#### SUPPLIED MATERIAL
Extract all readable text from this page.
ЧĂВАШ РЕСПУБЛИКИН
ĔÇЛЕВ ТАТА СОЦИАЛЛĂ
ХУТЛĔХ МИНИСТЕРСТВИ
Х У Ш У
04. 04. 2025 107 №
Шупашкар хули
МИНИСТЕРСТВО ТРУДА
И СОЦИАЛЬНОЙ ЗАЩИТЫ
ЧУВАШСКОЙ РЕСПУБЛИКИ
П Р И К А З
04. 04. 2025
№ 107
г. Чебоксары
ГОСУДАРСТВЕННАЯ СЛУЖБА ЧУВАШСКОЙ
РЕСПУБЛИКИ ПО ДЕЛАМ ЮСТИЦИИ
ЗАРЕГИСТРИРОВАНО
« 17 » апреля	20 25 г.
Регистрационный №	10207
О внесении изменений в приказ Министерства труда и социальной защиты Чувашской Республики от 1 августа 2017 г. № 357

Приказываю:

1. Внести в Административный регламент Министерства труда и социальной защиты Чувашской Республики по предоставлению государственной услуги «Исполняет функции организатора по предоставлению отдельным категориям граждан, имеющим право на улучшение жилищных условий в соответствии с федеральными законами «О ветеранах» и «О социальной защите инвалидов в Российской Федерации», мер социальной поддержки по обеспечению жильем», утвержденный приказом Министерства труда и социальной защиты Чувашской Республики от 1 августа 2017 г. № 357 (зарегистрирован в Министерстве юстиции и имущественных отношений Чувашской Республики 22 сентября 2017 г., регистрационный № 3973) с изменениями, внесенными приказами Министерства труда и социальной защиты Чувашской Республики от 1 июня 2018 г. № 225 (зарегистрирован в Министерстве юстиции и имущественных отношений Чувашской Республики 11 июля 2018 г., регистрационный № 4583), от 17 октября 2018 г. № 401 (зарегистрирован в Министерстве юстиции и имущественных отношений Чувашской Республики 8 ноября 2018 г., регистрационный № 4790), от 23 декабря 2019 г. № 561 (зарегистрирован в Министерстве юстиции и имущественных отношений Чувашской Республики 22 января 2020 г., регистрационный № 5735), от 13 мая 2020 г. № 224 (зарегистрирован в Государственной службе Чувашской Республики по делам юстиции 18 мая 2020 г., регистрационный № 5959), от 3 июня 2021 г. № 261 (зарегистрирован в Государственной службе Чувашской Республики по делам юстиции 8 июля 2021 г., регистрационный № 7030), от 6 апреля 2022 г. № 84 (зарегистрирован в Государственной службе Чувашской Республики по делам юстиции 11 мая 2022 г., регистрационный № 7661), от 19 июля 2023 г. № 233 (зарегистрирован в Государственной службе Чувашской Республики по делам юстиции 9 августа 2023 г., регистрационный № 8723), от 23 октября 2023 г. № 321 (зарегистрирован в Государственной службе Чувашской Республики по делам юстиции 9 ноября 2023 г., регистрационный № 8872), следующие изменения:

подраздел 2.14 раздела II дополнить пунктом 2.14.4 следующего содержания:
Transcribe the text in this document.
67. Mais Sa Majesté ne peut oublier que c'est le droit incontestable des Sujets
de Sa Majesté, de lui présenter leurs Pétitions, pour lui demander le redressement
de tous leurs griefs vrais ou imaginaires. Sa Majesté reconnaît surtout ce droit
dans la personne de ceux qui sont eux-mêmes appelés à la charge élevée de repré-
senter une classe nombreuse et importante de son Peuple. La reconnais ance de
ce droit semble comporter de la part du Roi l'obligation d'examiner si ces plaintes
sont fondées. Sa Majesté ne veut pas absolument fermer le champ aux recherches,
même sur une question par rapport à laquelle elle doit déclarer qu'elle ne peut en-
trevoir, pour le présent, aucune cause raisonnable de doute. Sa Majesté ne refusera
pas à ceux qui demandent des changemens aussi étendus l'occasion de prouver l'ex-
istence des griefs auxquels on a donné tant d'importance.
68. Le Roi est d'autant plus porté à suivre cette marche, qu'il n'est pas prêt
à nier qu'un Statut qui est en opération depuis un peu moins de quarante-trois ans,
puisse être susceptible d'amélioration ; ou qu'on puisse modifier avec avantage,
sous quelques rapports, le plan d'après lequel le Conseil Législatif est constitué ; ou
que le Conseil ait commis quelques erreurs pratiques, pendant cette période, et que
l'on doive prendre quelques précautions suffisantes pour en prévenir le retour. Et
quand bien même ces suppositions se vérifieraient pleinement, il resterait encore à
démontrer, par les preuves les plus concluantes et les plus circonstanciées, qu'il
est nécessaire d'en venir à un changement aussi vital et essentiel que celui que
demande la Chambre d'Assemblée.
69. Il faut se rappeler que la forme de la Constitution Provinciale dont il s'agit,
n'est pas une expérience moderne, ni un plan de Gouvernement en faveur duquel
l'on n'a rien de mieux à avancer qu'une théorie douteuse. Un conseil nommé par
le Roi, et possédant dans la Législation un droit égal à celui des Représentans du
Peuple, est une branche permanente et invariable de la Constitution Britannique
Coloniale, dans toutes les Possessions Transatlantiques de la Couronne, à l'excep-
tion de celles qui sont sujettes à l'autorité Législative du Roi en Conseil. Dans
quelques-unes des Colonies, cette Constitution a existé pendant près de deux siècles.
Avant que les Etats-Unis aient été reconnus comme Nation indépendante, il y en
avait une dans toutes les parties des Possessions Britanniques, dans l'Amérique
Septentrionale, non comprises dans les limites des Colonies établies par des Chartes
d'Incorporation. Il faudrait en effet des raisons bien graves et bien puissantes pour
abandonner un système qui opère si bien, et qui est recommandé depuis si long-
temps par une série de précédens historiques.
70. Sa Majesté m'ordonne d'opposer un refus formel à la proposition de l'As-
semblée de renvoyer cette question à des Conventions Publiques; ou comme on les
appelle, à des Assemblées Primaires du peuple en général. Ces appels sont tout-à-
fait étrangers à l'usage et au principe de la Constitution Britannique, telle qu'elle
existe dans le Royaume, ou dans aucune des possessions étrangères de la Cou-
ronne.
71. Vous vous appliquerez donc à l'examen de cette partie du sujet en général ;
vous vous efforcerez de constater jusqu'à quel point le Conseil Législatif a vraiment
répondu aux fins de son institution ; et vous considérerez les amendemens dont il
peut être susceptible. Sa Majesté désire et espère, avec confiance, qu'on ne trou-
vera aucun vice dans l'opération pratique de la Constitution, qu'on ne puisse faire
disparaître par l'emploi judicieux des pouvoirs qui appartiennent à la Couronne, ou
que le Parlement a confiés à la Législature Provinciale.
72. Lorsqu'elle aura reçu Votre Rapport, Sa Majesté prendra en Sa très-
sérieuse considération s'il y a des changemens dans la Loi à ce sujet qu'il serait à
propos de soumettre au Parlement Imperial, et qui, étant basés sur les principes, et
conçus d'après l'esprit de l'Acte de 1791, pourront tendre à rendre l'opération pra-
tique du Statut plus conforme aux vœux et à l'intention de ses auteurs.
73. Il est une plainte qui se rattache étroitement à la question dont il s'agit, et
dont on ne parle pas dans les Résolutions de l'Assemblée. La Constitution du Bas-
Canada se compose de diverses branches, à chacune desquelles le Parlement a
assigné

#### WHAT IS NEEDED
Write down the full listing again, exactly.

#### REPLY
Extract all readable text from this page.
ЧĂВАШ РЕСПУБЛИКИН
ĔÇЛЕВ ТАТА СОЦИАЛЛĂ
ХУТЛĔХ МИНИСТЕРСТВИ
Х У Ш У
04. 04. 2025 107 №
Шупашкар хули
МИНИСТЕРСТВО ТРУДА
И СОЦИАЛЬНОЙ ЗАЩИТЫ
ЧУВАШСКОЙ РЕСПУБЛИКИ
П Р И К А З
04. 04. 2025
№ 107
г. Чебоксары
ГОСУДАРСТВЕННАЯ СЛУЖБА ЧУВАШСКОЙ
РЕСПУБЛИКИ ПО ДЕЛАМ ЮСТИЦИИ
ЗАРЕГИСТРИРОВАНО
« 17 » апреля	20 25 г.
Регистрационный №	10207
О внесении изменений в приказ Министерства труда и социальной защиты Чувашской Республики от 1 августа 2017 г. № 357

Приказываю:

1. Внести в Административный регламент Министерства труда и социальной защиты Чувашской Республики по предоставлению государственной услуги «Исполняет функции организатора по предоставлению отдельным категориям граждан, имеющим право на улучшение жилищных условий в соответствии с федеральными законами «О ветеранах» и «О социальной защите инвалидов в Российской Федерации», мер социальной поддержки по обеспечению жильем», утвержденный приказом Министерства труда и социальной защиты Чувашской Республики от 1 августа 2017 г. № 357 (зарегистрирован в Министерстве юстиции и имущественных отношений Чувашской Республики 22 сентября 2017 г., регистрационный № 3973) с изменениями, внесенными приказами Министерства труда и социальной защиты Чувашской Республики от 1 июня 2018 г. № 225 (зарегистрирован в Министерстве юстиции и имущественных отношений Чувашской Республики 11 июля 2018 г., регистрационный № 4583), от 17 октября 2018 г. № 401 (зарегистрирован в Министерстве юстиции и имущественных отношений Чувашской Республики 8 ноября 2018 г., регистрационный № 4790), от 23 декабря 2019 г. № 561 (зарегистрирован в Министерстве юстиции и имущественных отношений Чувашской Республики 22 января 2020 г., регистрационный № 5735), от 13 мая 2020 г. № 224 (зарегистрирован в Государственной службе Чувашской Республики по делам юстиции 18 мая 2020 г., регистрационный № 5959), от 3 июня 2021 г. № 261 (зарегистрирован в Государственной службе Чувашской Республики по делам юстиции 8 июля 2021 г., регистрационный № 7030), от 6 апреля 2022 г. № 84 (зарегистрирован в Государственной службе Чувашской Республики по делам юстиции 11 мая 2022 г., регистрационный № 7661), от 19 июля 2023 г. № 233 (зарегистрирован в Государственной службе Чувашской Республики по делам юстиции 9 августа 2023 г., регистрационный № 8723), от 23 октября 2023 г. № 321 (зарегистрирован в Государственной службе Чувашской Республики по делам юстиции 9 ноября 2023 г., регистрационный № 8872), следующие изменения:

подраздел 2.14 раздела II дополнить пунктом 2.14.4 следующего содержания:
Transcribe the text in this document.
67. Mais Sa Majesté ne peut oublier que c'est le droit incontestable des Sujets
de Sa Majesté, de lui présenter leurs Pétitions, pour lui demander le redressement
de tous leurs griefs vrais ou imaginaires. Sa Majesté reconnaît surtout ce droit
dans la personne de ceux qui sont eux-mêmes appelés à la charge élevée de repré-
senter une classe nombreuse et importante de son Peuple. La reconnais ance de
ce droit semble comporter de la part du Roi l'obligation d'examiner si ces plaintes
sont fondées. Sa Majesté ne veut pas absolument fermer le champ aux recherches,
même sur une question par rapport à laquelle elle doit déclarer qu'elle ne peut en-
trevoir, pour le présent, aucune cause raisonnable de doute. Sa Majesté ne refusera
pas à ceux qui demandent des changemens aussi étendus l'occasion de prouver l'ex-
istence des griefs auxquels on a donné tant d'importance.
68. Le Roi est d'autant plus porté à suivre cette marche, qu'il n'est pas prêt
à nier qu'un Statut qui est en opération depuis un peu moins de quarante-trois ans,
puisse être susceptible d'amélioration ; ou qu'on puisse modifier avec avantage,
sous quelques rapports, le plan d'après lequel le Conseil Législatif est constitué ; ou
que le Conseil ait commis quelques erreurs pratiques, pendant cette période, et que
l'on doive prendre quelques précautions suffisantes pour en prévenir le retour. Et
quand bien même ces suppositions se vérifieraient pleinement, il resterait encore à
démontrer, par les preuves les plus concluantes et les plus circonstanciées, qu'il
est nécessaire d'en venir à un changement aussi vital et essentiel que celui que
demande la Chambre d'Assemblée.
69. Il faut se rappeler que la forme de la Constitution Provinciale dont il s'agit,
n'est pas une expérience moderne, ni un plan de Gouvernement en faveur duquel
l'on n'a rien de mieux à avancer qu'une théorie douteuse. Un conseil nommé par
le Roi, et possédant dans la Législation un droit égal à celui des Représentans du
Peuple, est une branche permanente et invariable de la Constitution Britannique
Coloniale, dans toutes les Possessions Transatlantiques de la Couronne, à l'excep-
tion de celles qui sont sujettes à l'autorité Législative du Roi en Conseil. Dans
quelques-unes des Colonies, cette Constitution a existé pendant près de deux siècles.
Avant que les Etats-Unis aient été reconnus comme Nation indépendante, il y en
avait une dans toutes les parties des Possessions Britanniques, dans l'Amérique
Septentrionale, non comprises dans les limites des Colonies établies par des Chartes
d'Incorporation. Il faudrait en effet des raisons bien graves et bien puissantes pour
abandonner un système qui opère si bien, et qui est recommandé depuis si long-
temps par une série de précédens historiques.
70. Sa Majesté m'ordonne d'opposer un refus formel à la proposition de l'As-
semblée de renvoyer cette question à des Conventions Publiques; ou comme on les
appelle, à des Assemblées Primaires du peuple en général. Ces appels sont tout-à-
fait étrangers à l'usage et au principe de la Constitution Britannique, telle qu'elle
existe dans le Royaume, ou dans aucune des possessions étrangères de la Cou-
ronne.
71. Vous vous appliquerez donc à l'examen de cette partie du sujet en général ;
vous vous efforcerez de constater jusqu'à quel point le Conseil Législatif a vraiment
répondu aux fins de son institution ; et vous considérerez les amendemens dont il
peut être susceptible. Sa Majesté désire et espère, avec confiance, qu'on ne trou-
vera aucun vice dans l'opération pratique de la Constitution, qu'on ne puisse faire
disparaître par l'emploi judicieux des pouvoirs qui appartiennent à la Couronne, ou
que le Parlement a confiés à la Législature Provinciale.
72. Lorsqu'elle aura reçu Votre Rapport, Sa Majesté prendra en Sa très-
sérieuse considération s'il y a des changemens dans la Loi à ce sujet qu'il serait à
propos de soumettre au Parlement Imperial, et qui, étant basés sur les principes, et
conçus d'après l'esprit de l'Acte de 1791, pourront tendre à rendre l'opération pra-
tique du Statut plus conforme aux vœux et à l'intention de ses auteurs.
73. Il est une plainte qui se rattache étroitement à la question dont il s'agit, et
dont on ne parle pas dans les Résolutions de l'Assemblée. La Constitution du Bas-
Canada se compose de diverses branches, à chacune desquelles le Parlement a
assigné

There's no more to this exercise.